RECORDS PROVIDED:
┄┄┄┄┄┄┄┄┄┄

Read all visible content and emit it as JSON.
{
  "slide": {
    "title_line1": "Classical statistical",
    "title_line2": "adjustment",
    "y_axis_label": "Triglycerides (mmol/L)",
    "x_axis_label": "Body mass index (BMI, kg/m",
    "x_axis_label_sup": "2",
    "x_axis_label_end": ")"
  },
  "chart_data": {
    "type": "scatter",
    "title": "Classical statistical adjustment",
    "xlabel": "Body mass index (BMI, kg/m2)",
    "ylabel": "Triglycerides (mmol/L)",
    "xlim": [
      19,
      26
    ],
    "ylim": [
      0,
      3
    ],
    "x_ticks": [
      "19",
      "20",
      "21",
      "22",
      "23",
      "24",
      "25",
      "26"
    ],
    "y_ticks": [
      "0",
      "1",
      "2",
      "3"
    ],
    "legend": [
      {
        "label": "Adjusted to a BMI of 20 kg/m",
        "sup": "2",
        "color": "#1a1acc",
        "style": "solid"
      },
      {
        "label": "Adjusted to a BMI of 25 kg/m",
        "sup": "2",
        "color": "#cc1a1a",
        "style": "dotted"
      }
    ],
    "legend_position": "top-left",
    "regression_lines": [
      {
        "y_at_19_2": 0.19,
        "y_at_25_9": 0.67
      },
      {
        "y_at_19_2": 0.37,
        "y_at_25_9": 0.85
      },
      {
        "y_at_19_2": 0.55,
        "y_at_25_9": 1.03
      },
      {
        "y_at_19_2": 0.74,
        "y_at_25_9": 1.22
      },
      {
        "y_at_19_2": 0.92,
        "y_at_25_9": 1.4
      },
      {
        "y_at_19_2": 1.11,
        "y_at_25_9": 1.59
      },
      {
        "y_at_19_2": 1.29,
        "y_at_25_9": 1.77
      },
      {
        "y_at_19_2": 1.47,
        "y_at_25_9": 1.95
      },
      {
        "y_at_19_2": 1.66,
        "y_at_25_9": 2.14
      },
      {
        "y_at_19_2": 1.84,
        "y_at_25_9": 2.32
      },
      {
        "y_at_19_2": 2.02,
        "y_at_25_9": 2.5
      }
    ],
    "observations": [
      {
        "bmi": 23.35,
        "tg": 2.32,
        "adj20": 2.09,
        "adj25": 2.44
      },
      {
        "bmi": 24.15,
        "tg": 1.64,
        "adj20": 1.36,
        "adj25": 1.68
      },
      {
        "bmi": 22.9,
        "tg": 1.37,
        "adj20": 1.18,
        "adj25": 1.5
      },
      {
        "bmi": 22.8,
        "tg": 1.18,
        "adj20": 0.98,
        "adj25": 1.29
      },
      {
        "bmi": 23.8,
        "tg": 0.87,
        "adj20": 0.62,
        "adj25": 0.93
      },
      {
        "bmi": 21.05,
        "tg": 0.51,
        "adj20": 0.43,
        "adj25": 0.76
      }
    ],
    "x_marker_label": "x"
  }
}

┄┄┄┄┄┄┄┄┄┄

WORK INSTRUCTIONS:
Retype each record exactly, leaving nothing out.

TASK RESULT:
Read all visible content and emit it as JSON.
{
  "slide": {
    "title_line1": "Classical statistical",
    "title_line2": "adjustment",
    "y_axis_label": "Triglycerides (mmol/L)",
    "x_axis_label": "Body mass index (BMI, kg/m",
    "x_axis_label_sup": "2",
    "x_axis_label_end": ")"
  },
  "chart_data": {
    "type": "scatter",
    "title": "Classical statistical adjustment",
    "xlabel": "Body mass index (BMI, kg/m2)",
    "ylabel": "Triglycerides (mmol/L)",
    "xlim": [
      19,
      26
    ],
    "ylim": [
      0,
      3
    ],
    "x_ticks": [
      "19",
      "20",
      "21",
      "22",
      "23",
      "24",
      "25",
      "26"
    ],
    "y_ticks": [
      "0",
      "1",
      "2",
      "3"
    ],
    "legend": [
      {
        "label": "Adjusted to a BMI of 20 kg/m",
        "sup": "2",
        "color": "#1a1acc",
        "style": "solid"
      },
      {
        "label": "Adjusted to a BMI of 25 kg/m",
        "sup": "2",
        "color": "#cc1a1a",
        "style": "dotted"
      }
    ],
    "legend_position": "top-left",
    "regression_lines": [
      {
        "y_at_19_2": 0.19,
        "y_at_25_9": 0.67
      },
      {
        "y_at_19_2": 0.37,
        "y_at_25_9": 0.85
      },
      {
        "y_at_19_2": 0.55,
        "y_at_25_9": 1.03
      },
      {
        "y_at_19_2": 0.74,
        "y_at_25_9": 1.22
      },
      {
        "y_at_19_2": 0.92,
        "y_at_25_9": 1.4
      },
      {
        "y_at_19_2": 1.11,
        "y_at_25_9": 1.59
      },
      {
        "y_at_19_2": 1.29,
        "y_at_25_9": 1.77
      },
      {
        "y_at_19_2": 1.47,
        "y_at_25_9": 1.95
      },
      {
        "y_at_19_2": 1.66,
        "y_at_25_9": 2.14
      },
      {
        "y_at_19_2": 1.84,
        "y_at_25_9": 2.32
      },
      {
        "y_at_19_2": 2.02,
        "y_at_25_9": 2.5
      }
    ],
    "observations": [
      {
        "bmi": 23.35,
        "tg": 2.32,
        "adj20": 2.09,
        "adj25": 2.44
      },
      {
        "bmi": 24.15,
        "tg": 1.64,
        "adj20": 1.36,
        "adj25": 1.68
      },
      {
        "bmi": 22.9,
        "tg": 1.37,
        "adj20": 1.18,
        "adj25": 1.5
      },
      {
        "bmi": 22.8,
        "tg": 1.18,
        "adj20": 0.98,
        "adj25": 1.29
      },
      {
        "bmi": 23.8,
        "tg": 0.87,
        "adj20": 0.62,
        "adj25": 0.93
      },
      {
        "bmi": 21.05,
        "tg": 0.51,
        "adj20": 0.43,
        "adj25": 0.76
      }
    ],
    "x_marker_label": "x"
  }
}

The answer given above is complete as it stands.